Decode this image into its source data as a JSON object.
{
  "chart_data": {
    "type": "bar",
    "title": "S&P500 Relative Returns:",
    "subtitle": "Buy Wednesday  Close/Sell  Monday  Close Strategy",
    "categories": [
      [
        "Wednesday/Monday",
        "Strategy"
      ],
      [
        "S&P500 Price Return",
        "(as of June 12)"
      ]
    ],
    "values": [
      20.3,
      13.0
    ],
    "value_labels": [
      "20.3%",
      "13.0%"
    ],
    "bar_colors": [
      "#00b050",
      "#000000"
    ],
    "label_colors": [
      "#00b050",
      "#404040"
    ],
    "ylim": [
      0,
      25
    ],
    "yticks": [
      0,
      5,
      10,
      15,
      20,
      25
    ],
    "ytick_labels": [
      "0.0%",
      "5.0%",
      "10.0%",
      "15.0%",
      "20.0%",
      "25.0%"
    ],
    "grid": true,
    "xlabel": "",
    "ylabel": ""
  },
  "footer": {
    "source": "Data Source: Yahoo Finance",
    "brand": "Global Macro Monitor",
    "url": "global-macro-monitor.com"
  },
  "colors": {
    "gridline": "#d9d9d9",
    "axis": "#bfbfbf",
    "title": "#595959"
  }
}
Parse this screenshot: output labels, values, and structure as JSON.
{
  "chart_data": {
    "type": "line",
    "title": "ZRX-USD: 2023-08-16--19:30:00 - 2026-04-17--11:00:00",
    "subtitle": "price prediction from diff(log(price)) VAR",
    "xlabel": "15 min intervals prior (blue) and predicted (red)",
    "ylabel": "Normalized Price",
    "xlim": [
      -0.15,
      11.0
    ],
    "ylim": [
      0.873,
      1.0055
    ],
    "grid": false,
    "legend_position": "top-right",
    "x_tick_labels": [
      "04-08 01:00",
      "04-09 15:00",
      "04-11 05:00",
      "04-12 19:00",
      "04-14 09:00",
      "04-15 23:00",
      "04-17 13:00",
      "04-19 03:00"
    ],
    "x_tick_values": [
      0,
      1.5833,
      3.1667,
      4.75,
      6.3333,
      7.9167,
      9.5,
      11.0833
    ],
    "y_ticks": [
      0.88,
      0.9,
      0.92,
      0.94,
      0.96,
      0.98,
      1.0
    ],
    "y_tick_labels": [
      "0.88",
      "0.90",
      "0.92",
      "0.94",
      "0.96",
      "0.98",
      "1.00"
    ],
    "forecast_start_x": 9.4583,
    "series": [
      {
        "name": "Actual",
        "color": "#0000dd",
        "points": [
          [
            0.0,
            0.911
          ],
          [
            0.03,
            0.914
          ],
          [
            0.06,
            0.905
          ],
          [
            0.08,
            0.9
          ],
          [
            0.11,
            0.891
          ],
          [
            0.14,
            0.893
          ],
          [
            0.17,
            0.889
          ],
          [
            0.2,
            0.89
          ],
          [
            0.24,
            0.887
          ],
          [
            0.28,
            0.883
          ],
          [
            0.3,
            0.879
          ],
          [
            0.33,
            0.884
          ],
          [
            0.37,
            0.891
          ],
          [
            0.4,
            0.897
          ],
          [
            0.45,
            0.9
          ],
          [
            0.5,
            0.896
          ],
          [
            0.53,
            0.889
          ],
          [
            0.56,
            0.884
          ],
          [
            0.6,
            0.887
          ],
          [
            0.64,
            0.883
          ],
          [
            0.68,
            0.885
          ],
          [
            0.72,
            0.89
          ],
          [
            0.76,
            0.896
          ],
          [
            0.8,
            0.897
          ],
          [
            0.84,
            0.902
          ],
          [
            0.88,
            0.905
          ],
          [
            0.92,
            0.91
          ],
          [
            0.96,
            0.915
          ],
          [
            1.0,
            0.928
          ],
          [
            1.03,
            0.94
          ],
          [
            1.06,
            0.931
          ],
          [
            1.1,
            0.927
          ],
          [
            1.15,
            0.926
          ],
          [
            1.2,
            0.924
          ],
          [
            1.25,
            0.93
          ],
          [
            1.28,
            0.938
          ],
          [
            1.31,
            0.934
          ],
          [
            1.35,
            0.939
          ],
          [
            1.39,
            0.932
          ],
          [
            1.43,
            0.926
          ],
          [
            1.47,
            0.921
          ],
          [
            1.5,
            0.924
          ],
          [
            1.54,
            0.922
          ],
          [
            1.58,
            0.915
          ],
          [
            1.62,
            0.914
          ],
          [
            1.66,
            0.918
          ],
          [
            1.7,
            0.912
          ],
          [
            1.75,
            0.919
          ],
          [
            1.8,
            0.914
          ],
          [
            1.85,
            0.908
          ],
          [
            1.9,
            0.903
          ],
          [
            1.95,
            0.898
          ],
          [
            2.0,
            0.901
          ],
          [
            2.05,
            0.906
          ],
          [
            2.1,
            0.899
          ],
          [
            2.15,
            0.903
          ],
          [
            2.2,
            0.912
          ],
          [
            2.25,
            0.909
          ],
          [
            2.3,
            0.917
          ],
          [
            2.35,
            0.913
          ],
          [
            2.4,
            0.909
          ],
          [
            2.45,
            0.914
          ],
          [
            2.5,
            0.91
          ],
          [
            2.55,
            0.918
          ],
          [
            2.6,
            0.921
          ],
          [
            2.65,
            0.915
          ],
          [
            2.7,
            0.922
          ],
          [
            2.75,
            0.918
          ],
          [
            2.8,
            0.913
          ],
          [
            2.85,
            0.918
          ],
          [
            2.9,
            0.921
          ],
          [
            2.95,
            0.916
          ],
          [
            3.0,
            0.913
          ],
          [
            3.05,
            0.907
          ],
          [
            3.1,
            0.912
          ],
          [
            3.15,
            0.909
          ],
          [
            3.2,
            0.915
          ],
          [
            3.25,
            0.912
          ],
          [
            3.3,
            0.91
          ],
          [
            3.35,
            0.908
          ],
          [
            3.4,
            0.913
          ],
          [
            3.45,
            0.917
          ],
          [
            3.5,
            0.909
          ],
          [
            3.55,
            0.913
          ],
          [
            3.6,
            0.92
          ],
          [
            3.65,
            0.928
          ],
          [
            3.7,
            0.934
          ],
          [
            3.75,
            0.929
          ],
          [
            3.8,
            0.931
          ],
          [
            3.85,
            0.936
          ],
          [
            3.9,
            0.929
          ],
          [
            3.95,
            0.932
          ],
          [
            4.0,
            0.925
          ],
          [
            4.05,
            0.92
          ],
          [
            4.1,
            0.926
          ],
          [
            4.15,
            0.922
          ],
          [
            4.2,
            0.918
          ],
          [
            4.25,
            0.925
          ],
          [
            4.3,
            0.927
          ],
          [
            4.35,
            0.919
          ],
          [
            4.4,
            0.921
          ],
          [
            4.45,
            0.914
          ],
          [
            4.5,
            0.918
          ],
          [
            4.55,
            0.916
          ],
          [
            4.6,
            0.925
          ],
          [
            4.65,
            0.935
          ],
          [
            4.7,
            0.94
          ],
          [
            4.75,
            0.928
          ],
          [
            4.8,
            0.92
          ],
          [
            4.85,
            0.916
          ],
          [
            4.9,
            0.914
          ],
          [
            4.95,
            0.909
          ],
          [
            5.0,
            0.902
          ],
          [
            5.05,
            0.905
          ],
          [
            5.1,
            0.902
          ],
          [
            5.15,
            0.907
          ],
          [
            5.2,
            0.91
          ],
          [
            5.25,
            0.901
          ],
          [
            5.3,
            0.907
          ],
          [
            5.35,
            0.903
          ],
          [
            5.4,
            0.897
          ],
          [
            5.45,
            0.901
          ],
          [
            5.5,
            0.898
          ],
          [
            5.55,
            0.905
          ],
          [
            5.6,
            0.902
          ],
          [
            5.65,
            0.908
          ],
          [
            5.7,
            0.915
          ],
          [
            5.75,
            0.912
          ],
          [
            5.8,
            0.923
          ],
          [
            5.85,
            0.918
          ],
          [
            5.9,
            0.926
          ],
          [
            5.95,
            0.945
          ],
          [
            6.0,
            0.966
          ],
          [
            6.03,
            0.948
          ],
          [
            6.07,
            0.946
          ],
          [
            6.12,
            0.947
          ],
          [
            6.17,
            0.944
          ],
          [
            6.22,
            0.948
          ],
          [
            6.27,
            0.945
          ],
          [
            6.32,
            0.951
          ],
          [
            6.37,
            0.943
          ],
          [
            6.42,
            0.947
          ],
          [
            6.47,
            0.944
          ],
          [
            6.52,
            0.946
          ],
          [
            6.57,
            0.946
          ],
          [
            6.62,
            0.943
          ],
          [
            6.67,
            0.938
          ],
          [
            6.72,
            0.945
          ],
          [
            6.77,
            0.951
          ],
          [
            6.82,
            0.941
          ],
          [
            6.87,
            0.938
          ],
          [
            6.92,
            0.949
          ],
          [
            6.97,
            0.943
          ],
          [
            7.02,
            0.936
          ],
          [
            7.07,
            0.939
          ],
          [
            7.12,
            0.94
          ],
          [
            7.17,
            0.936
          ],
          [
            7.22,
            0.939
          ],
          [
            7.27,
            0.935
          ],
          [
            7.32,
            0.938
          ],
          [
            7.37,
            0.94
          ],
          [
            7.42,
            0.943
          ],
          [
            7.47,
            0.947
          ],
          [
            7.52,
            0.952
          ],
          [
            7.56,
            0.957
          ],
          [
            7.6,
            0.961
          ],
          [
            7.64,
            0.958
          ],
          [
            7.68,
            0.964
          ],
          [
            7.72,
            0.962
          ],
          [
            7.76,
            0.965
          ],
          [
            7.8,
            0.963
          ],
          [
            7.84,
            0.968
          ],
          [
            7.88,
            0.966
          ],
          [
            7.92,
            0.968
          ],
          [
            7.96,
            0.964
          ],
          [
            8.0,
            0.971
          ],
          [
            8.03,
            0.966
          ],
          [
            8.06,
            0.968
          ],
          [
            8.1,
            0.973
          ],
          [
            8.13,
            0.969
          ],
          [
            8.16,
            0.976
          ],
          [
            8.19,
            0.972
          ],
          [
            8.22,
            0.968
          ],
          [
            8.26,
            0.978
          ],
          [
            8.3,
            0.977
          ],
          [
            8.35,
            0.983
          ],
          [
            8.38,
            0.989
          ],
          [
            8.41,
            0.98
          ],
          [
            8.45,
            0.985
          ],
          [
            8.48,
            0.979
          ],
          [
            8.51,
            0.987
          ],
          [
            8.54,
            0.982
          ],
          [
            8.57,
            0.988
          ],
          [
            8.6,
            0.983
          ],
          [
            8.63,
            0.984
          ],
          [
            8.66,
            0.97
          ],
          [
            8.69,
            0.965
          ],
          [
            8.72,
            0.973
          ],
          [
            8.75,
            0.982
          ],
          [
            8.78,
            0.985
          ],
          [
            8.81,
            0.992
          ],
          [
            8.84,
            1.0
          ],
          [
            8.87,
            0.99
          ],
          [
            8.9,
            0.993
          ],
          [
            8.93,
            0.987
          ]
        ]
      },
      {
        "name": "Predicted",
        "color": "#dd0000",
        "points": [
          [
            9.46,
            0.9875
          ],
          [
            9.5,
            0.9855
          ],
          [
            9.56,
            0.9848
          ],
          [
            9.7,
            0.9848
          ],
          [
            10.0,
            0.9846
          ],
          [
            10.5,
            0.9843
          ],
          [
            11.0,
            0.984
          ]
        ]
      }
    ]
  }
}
------------------------------------------------------------
Problem to solve
From the records above, pull out each line that has "Strategy".

Finished exercise
    "subtitle": "Buy Wednesday  Close/Sell  Monday  Close Strategy",
        "Strategy"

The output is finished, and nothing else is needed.